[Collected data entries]

## Start

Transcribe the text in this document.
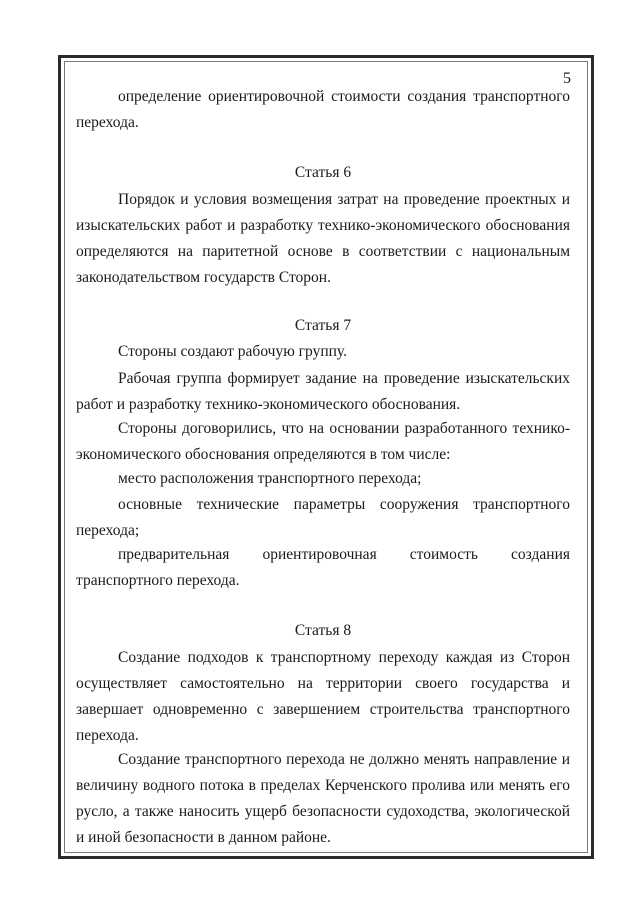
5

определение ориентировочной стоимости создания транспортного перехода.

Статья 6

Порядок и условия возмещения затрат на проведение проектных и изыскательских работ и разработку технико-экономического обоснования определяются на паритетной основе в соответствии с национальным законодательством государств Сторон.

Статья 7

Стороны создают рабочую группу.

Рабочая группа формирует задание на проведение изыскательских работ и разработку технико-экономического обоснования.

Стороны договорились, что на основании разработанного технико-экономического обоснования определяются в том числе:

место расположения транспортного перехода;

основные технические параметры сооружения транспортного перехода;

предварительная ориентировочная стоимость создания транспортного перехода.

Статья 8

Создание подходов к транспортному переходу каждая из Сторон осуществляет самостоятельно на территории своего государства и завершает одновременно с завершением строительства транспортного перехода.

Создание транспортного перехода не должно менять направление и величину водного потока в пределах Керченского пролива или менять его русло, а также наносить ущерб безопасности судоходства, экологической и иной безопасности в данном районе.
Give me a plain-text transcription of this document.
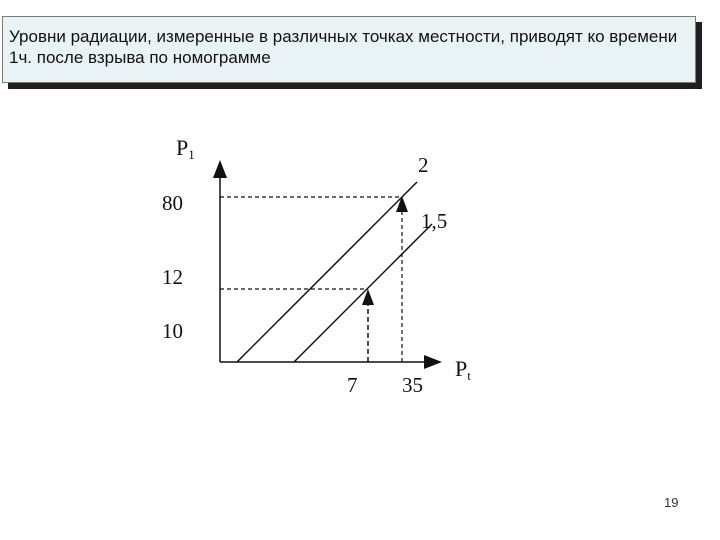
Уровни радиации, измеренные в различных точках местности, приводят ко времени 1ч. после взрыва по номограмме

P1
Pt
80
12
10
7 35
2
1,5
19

## End

In the entries above, identify each line that includes the string "проведение", then copy it.

Порядок и условия возмещения затрат на проведение проектных и изыскательских работ и разработку технико-экономического обоснования определяются на паритетной основе в соответствии с национальным законодательством государств Сторон.
Рабочая группа формирует задание на проведение изыскательских работ и разработку технико-экономического обоснования.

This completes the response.